(Source data)
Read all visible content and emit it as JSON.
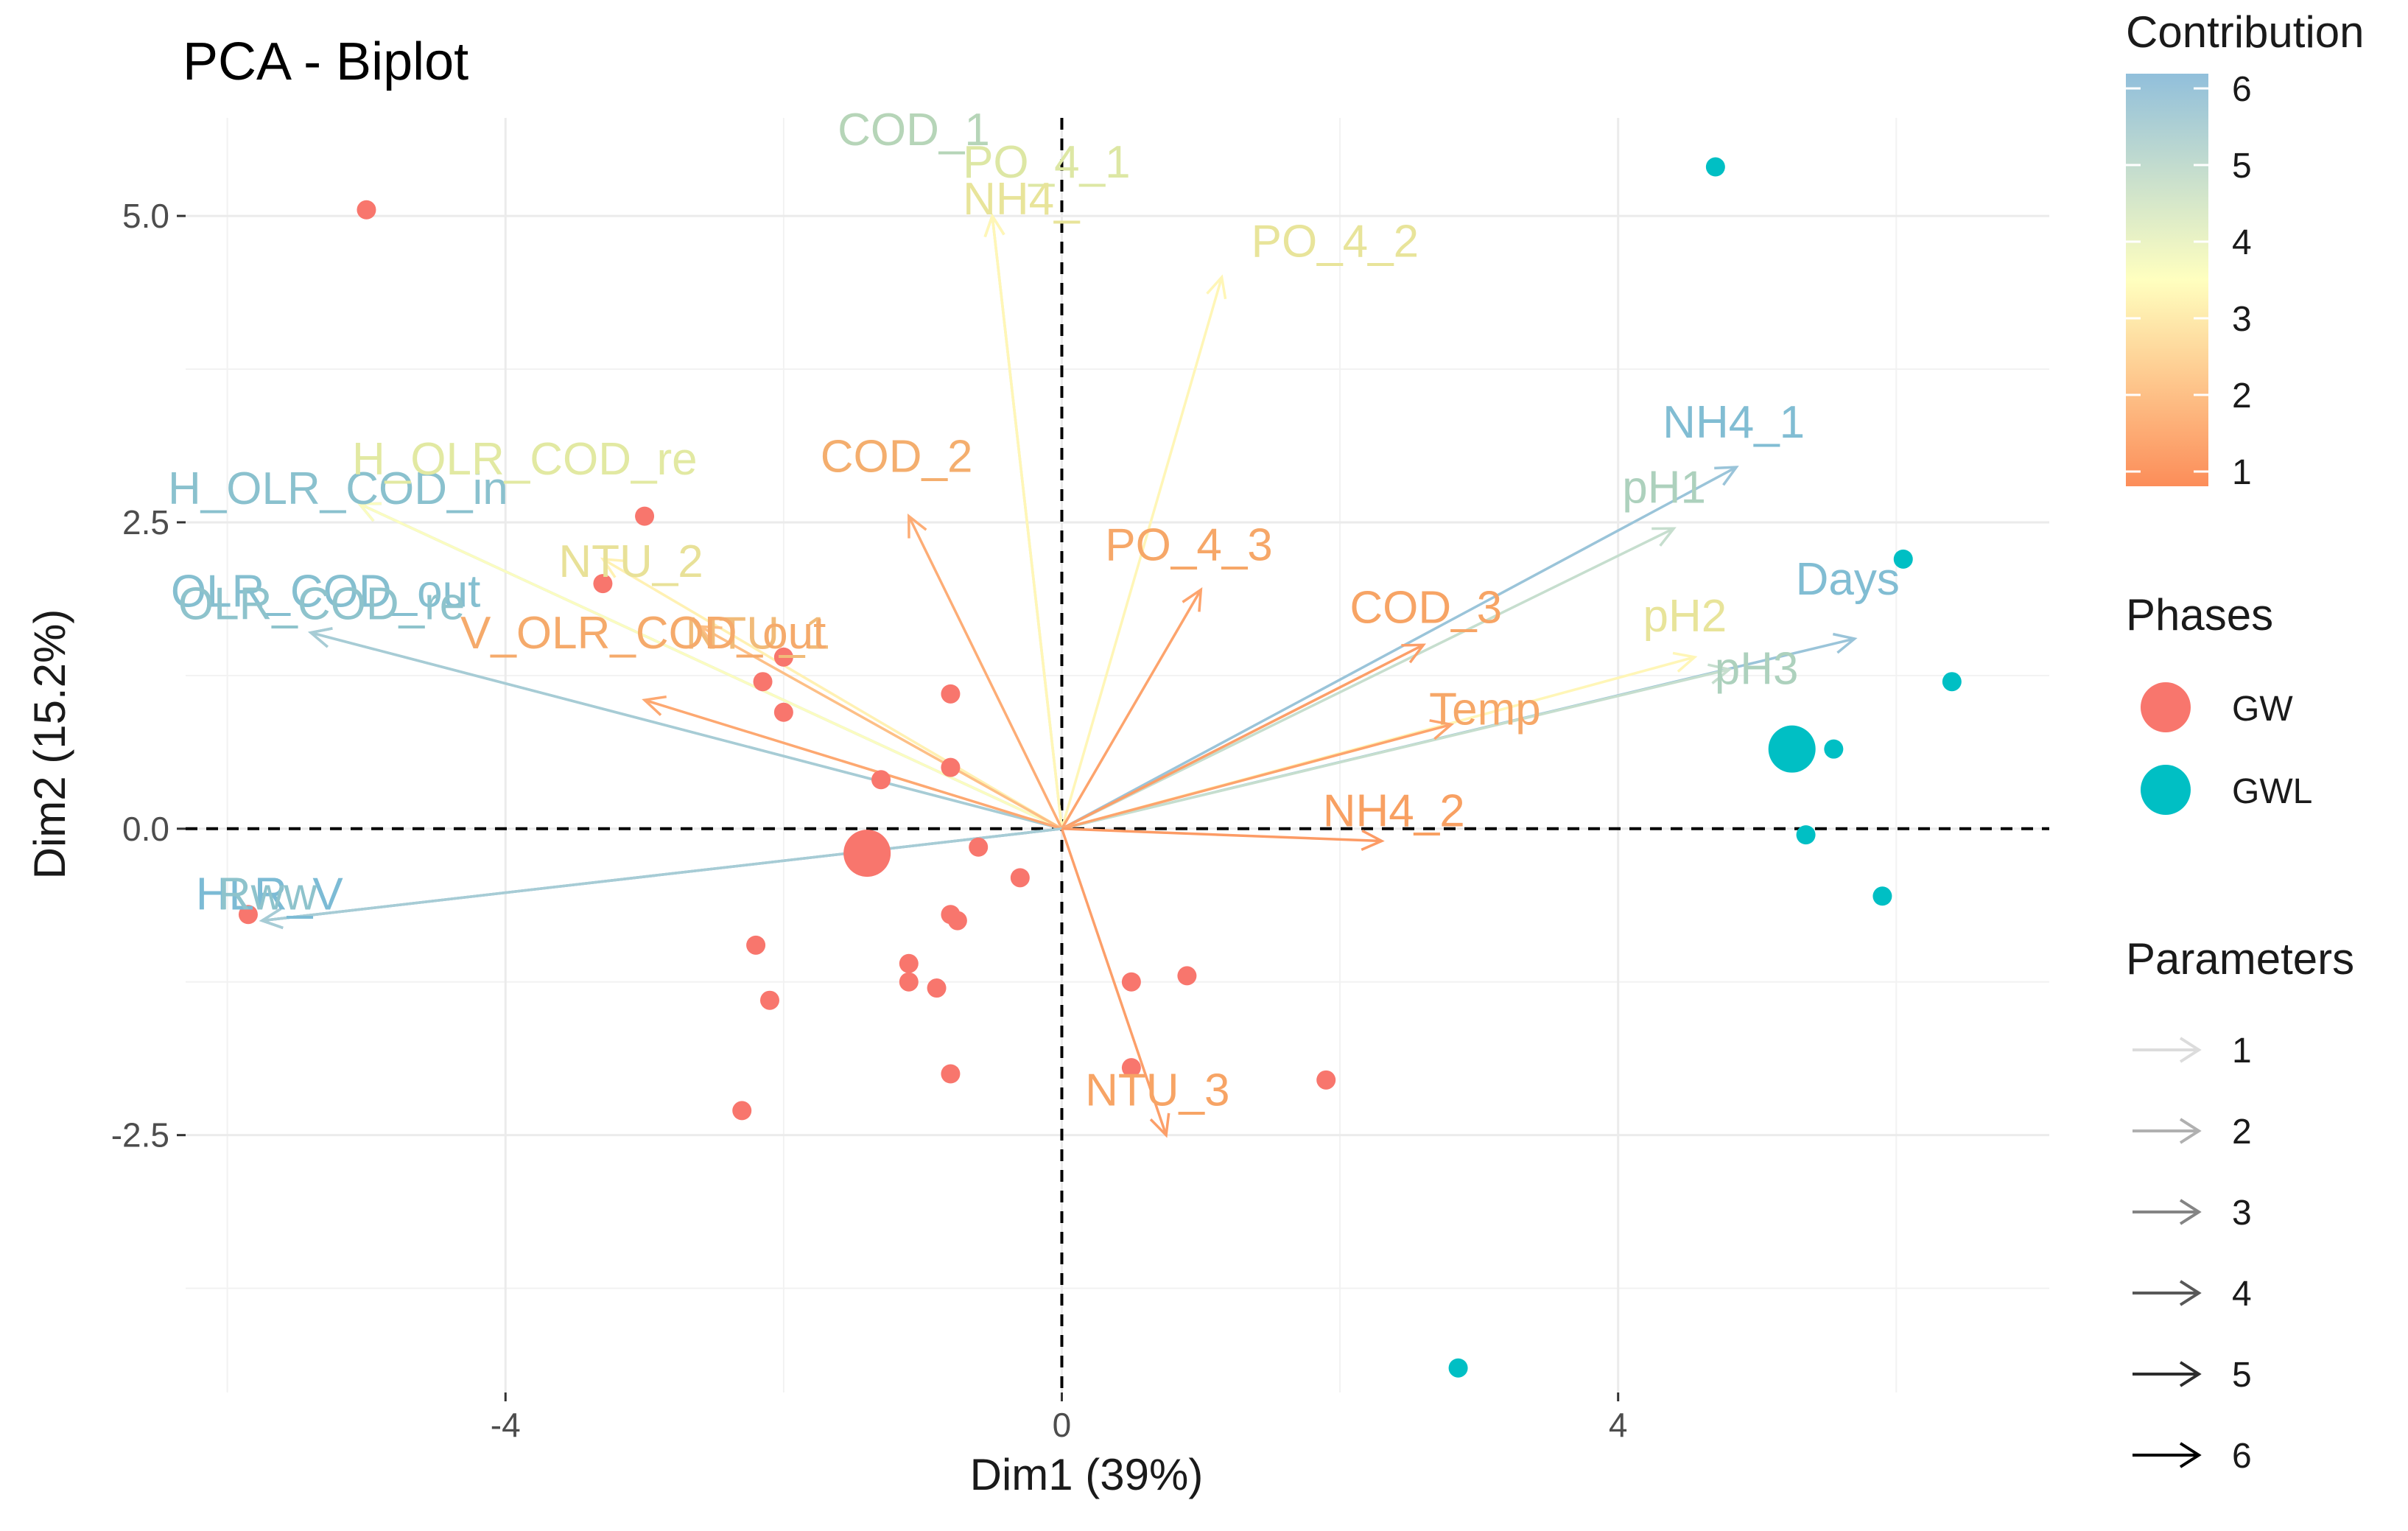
{
  "chart_data": {
    "type": "scatter",
    "subtype": "pca-biplot",
    "title": "PCA - Biplot",
    "xlabel": "Dim1 (39%)",
    "ylabel": "Dim2 (15.2%)",
    "xlim": [
      -6.3,
      7.1
    ],
    "ylim": [
      -4.6,
      5.8
    ],
    "x_ticks": [
      -4,
      0,
      4
    ],
    "x_tick_labels": [
      "-4",
      "0",
      "4"
    ],
    "y_ticks": [
      -2.5,
      0,
      2.5,
      5
    ],
    "y_tick_labels": [
      "-2.5",
      "0.0",
      "2.5",
      "5.0"
    ],
    "grid": true,
    "reference_lines": [
      "x=0 dashed",
      "y=0 dashed"
    ],
    "colors": {
      "GW": "#f8766d",
      "GWL": "#00bfc4",
      "contribution_low": "#fc8d59",
      "contribution_mid": "#ffffbf",
      "contribution_high": "#91bfdb"
    },
    "groups": [
      {
        "name": "GW",
        "color": "#f8766d",
        "centroid": [
          -1.4,
          -0.2
        ],
        "points": [
          [
            -5.0,
            5.05
          ],
          [
            -3.0,
            2.55
          ],
          [
            -3.3,
            2.0
          ],
          [
            -2.0,
            1.4
          ],
          [
            -2.15,
            1.2
          ],
          [
            -2.0,
            0.95
          ],
          [
            -0.8,
            1.1
          ],
          [
            -1.3,
            0.4
          ],
          [
            -0.8,
            0.5
          ],
          [
            -0.6,
            -0.15
          ],
          [
            -0.3,
            -0.4
          ],
          [
            -0.8,
            -0.7
          ],
          [
            -0.75,
            -0.75
          ],
          [
            -1.1,
            -1.1
          ],
          [
            -1.1,
            -1.25
          ],
          [
            -0.9,
            -1.3
          ],
          [
            -2.2,
            -0.95
          ],
          [
            -2.1,
            -1.4
          ],
          [
            -0.8,
            -2.0
          ],
          [
            -2.3,
            -2.3
          ],
          [
            0.5,
            -1.25
          ],
          [
            0.9,
            -1.2
          ],
          [
            0.5,
            -1.95
          ],
          [
            1.9,
            -2.05
          ],
          [
            -5.85,
            -0.7
          ]
        ]
      },
      {
        "name": "GWL",
        "color": "#00bfc4",
        "centroid": [
          5.25,
          0.65
        ],
        "points": [
          [
            4.7,
            5.4
          ],
          [
            6.05,
            2.2
          ],
          [
            6.4,
            1.2
          ],
          [
            5.55,
            0.65
          ],
          [
            5.35,
            -0.05
          ],
          [
            5.9,
            -0.55
          ],
          [
            2.85,
            -4.4
          ]
        ]
      }
    ],
    "variables": [
      {
        "name": "COD_1",
        "x": -0.5,
        "y": 5.0,
        "contribution": 4.6
      },
      {
        "name": "PO_4_1",
        "x": -0.5,
        "y": 5.0,
        "contribution": 3.7
      },
      {
        "name": "NH4_",
        "x": -0.5,
        "y": 5.0,
        "contribution": 3.3
      },
      {
        "name": "PO_4_2",
        "x": 1.15,
        "y": 4.5,
        "contribution": 3.3
      },
      {
        "name": "H_OLR_COD_in",
        "x": -5.05,
        "y": 2.65,
        "contribution": 5.6
      },
      {
        "name": "H_OLR_COD_re",
        "x": -5.05,
        "y": 2.65,
        "contribution": 3.6
      },
      {
        "name": "COD_2",
        "x": -1.1,
        "y": 2.55,
        "contribution": 1.7
      },
      {
        "name": "NTU_2",
        "x": -3.3,
        "y": 2.2,
        "contribution": 3.2
      },
      {
        "name": "OLR_COD_out",
        "x": -5.4,
        "y": 1.6,
        "contribution": 5.7
      },
      {
        "name": "OLR_COD_re",
        "x": -5.4,
        "y": 1.6,
        "contribution": 5.5
      },
      {
        "name": "NTU_1",
        "x": -2.6,
        "y": 1.65,
        "contribution": 2.1
      },
      {
        "name": "V_OLR_COD_out",
        "x": -3.0,
        "y": 1.05,
        "contribution": 1.6
      },
      {
        "name": "PO_4_3",
        "x": 1.0,
        "y": 1.95,
        "contribution": 1.5
      },
      {
        "name": "NH4_1",
        "x": 4.85,
        "y": 2.95,
        "contribution": 5.8
      },
      {
        "name": "pH1",
        "x": 4.4,
        "y": 2.45,
        "contribution": 4.8
      },
      {
        "name": "COD_3",
        "x": 2.6,
        "y": 1.5,
        "contribution": 1.4
      },
      {
        "name": "Days",
        "x": 5.7,
        "y": 1.55,
        "contribution": 5.8
      },
      {
        "name": "pH2",
        "x": 4.55,
        "y": 1.4,
        "contribution": 3.3
      },
      {
        "name": "pH3",
        "x": 4.8,
        "y": 1.3,
        "contribution": 4.8
      },
      {
        "name": "Temp",
        "x": 2.8,
        "y": 0.85,
        "contribution": 1.5
      },
      {
        "name": "NH4_2",
        "x": 2.3,
        "y": -0.1,
        "contribution": 1.3
      },
      {
        "name": "HLR",
        "x": -5.75,
        "y": -0.75,
        "contribution": 5.8
      },
      {
        "name": "HLR_V",
        "x": -5.75,
        "y": -0.75,
        "contribution": 5.9
      },
      {
        "name": "Rww",
        "x": -5.75,
        "y": -0.75,
        "contribution": 5.5
      },
      {
        "name": "NTU_3",
        "x": 0.75,
        "y": -2.5,
        "contribution": 1.4
      }
    ],
    "legend": {
      "placement": "right",
      "contribution_title": "Contribution",
      "contribution_ticks": [
        "6",
        "5",
        "4",
        "3",
        "2",
        "1"
      ],
      "phases_title": "Phases",
      "phases": [
        "GW",
        "GWL"
      ],
      "parameters_title": "Parameters",
      "parameters": [
        "1",
        "2",
        "3",
        "4",
        "5",
        "6"
      ]
    }
  }
}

Work required → Keep the pictures out and write out the records exactly.

Solution to this problem →
Read all visible content and emit it as JSON.
{
  "chart_data": {
    "type": "scatter",
    "subtype": "pca-biplot",
    "title": "PCA - Biplot",
    "xlabel": "Dim1 (39%)",
    "ylabel": "Dim2 (15.2%)",
    "xlim": [
      -6.3,
      7.1
    ],
    "ylim": [
      -4.6,
      5.8
    ],
    "x_ticks": [
      -4,
      0,
      4
    ],
    "x_tick_labels": [
      "-4",
      "0",
      "4"
    ],
    "y_ticks": [
      -2.5,
      0,
      2.5,
      5
    ],
    "y_tick_labels": [
      "-2.5",
      "0.0",
      "2.5",
      "5.0"
    ],
    "grid": true,
    "reference_lines": [
      "x=0 dashed",
      "y=0 dashed"
    ],
    "colors": {
      "GW": "#f8766d",
      "GWL": "#00bfc4",
      "contribution_low": "#fc8d59",
      "contribution_mid": "#ffffbf",
      "contribution_high": "#91bfdb"
    },
    "groups": [
      {
        "name": "GW",
        "color": "#f8766d",
        "centroid": [
          -1.4,
          -0.2
        ],
        "points": [
          [
            -5.0,
            5.05
          ],
          [
            -3.0,
            2.55
          ],
          [
            -3.3,
            2.0
          ],
          [
            -2.0,
            1.4
          ],
          [
            -2.15,
            1.2
          ],
          [
            -2.0,
            0.95
          ],
          [
            -0.8,
            1.1
          ],
          [
            -1.3,
            0.4
          ],
          [
            -0.8,
            0.5
          ],
          [
            -0.6,
            -0.15
          ],
          [
            -0.3,
            -0.4
          ],
          [
            -0.8,
            -0.7
          ],
          [
            -0.75,
            -0.75
          ],
          [
            -1.1,
            -1.1
          ],
          [
            -1.1,
            -1.25
          ],
          [
            -0.9,
            -1.3
          ],
          [
            -2.2,
            -0.95
          ],
          [
            -2.1,
            -1.4
          ],
          [
            -0.8,
            -2.0
          ],
          [
            -2.3,
            -2.3
          ],
          [
            0.5,
            -1.25
          ],
          [
            0.9,
            -1.2
          ],
          [
            0.5,
            -1.95
          ],
          [
            1.9,
            -2.05
          ],
          [
            -5.85,
            -0.7
          ]
        ]
      },
      {
        "name": "GWL",
        "color": "#00bfc4",
        "centroid": [
          5.25,
          0.65
        ],
        "points": [
          [
            4.7,
            5.4
          ],
          [
            6.05,
            2.2
          ],
          [
            6.4,
            1.2
          ],
          [
            5.55,
            0.65
          ],
          [
            5.35,
            -0.05
          ],
          [
            5.9,
            -0.55
          ],
          [
            2.85,
            -4.4
          ]
        ]
      }
    ],
    "variables": [
      {
        "name": "COD_1",
        "x": -0.5,
        "y": 5.0,
        "contribution": 4.6
      },
      {
        "name": "PO_4_1",
        "x": -0.5,
        "y": 5.0,
        "contribution": 3.7
      },
      {
        "name": "NH4_",
        "x": -0.5,
        "y": 5.0,
        "contribution": 3.3
      },
      {
        "name": "PO_4_2",
        "x": 1.15,
        "y": 4.5,
        "contribution": 3.3
      },
      {
        "name": "H_OLR_COD_in",
        "x": -5.05,
        "y": 2.65,
        "contribution": 5.6
      },
      {
        "name": "H_OLR_COD_re",
        "x": -5.05,
        "y": 2.65,
        "contribution": 3.6
      },
      {
        "name": "COD_2",
        "x": -1.1,
        "y": 2.55,
        "contribution": 1.7
      },
      {
        "name": "NTU_2",
        "x": -3.3,
        "y": 2.2,
        "contribution": 3.2
      },
      {
        "name": "OLR_COD_out",
        "x": -5.4,
        "y": 1.6,
        "contribution": 5.7
      },
      {
        "name": "OLR_COD_re",
        "x": -5.4,
        "y": 1.6,
        "contribution": 5.5
      },
      {
        "name": "NTU_1",
        "x": -2.6,
        "y": 1.65,
        "contribution": 2.1
      },
      {
        "name": "V_OLR_COD_out",
        "x": -3.0,
        "y": 1.05,
        "contribution": 1.6
      },
      {
        "name": "PO_4_3",
        "x": 1.0,
        "y": 1.95,
        "contribution": 1.5
      },
      {
        "name": "NH4_1",
        "x": 4.85,
        "y": 2.95,
        "contribution": 5.8
      },
      {
        "name": "pH1",
        "x": 4.4,
        "y": 2.45,
        "contribution": 4.8
      },
      {
        "name": "COD_3",
        "x": 2.6,
        "y": 1.5,
        "contribution": 1.4
      },
      {
        "name": "Days",
        "x": 5.7,
        "y": 1.55,
        "contribution": 5.8
      },
      {
        "name": "pH2",
        "x": 4.55,
        "y": 1.4,
        "contribution": 3.3
      },
      {
        "name": "pH3",
        "x": 4.8,
        "y": 1.3,
        "contribution": 4.8
      },
      {
        "name": "Temp",
        "x": 2.8,
        "y": 0.85,
        "contribution": 1.5
      },
      {
        "name": "NH4_2",
        "x": 2.3,
        "y": -0.1,
        "contribution": 1.3
      },
      {
        "name": "HLR",
        "x": -5.75,
        "y": -0.75,
        "contribution": 5.8
      },
      {
        "name": "HLR_V",
        "x": -5.75,
        "y": -0.75,
        "contribution": 5.9
      },
      {
        "name": "Rww",
        "x": -5.75,
        "y": -0.75,
        "contribution": 5.5
      },
      {
        "name": "NTU_3",
        "x": 0.75,
        "y": -2.5,
        "contribution": 1.4
      }
    ],
    "legend": {
      "placement": "right",
      "contribution_title": "Contribution",
      "contribution_ticks": [
        "6",
        "5",
        "4",
        "3",
        "2",
        "1"
      ],
      "phases_title": "Phases",
      "phases": [
        "GW",
        "GWL"
      ],
      "parameters_title": "Parameters",
      "parameters": [
        "1",
        "2",
        "3",
        "4",
        "5",
        "6"
      ]
    }
  }
}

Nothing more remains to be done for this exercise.